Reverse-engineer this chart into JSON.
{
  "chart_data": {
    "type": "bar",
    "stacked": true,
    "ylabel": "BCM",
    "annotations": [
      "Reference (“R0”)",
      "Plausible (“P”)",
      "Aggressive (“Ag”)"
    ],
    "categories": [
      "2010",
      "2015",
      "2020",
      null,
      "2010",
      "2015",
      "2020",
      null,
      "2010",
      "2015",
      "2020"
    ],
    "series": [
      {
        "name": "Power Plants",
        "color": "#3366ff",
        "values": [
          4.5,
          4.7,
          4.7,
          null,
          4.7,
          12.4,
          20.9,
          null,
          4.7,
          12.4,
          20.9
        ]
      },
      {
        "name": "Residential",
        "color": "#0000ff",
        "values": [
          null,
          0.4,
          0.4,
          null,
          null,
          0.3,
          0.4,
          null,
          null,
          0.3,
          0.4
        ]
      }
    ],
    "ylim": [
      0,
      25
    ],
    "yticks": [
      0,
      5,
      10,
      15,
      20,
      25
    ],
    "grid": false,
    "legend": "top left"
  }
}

Instruction
Go through the records and print each one exactly.

Complete response
Reverse-engineer this chart into JSON.
{
  "chart_data": {
    "type": "bar",
    "stacked": true,
    "ylabel": "BCM",
    "annotations": [
      "Reference (“R0”)",
      "Plausible (“P”)",
      "Aggressive (“Ag”)"
    ],
    "categories": [
      "2010",
      "2015",
      "2020",
      null,
      "2010",
      "2015",
      "2020",
      null,
      "2010",
      "2015",
      "2020"
    ],
    "series": [
      {
        "name": "Power Plants",
        "color": "#3366ff",
        "values": [
          4.5,
          4.7,
          4.7,
          null,
          4.7,
          12.4,
          20.9,
          null,
          4.7,
          12.4,
          20.9
        ]
      },
      {
        "name": "Residential",
        "color": "#0000ff",
        "values": [
          null,
          0.4,
          0.4,
          null,
          null,
          0.3,
          0.4,
          null,
          null,
          0.3,
          0.4
        ]
      }
    ],
    "ylim": [
      0,
      25
    ],
    "yticks": [
      0,
      5,
      10,
      15,
      20,
      25
    ],
    "grid": false,
    "legend": "top left"
  }
}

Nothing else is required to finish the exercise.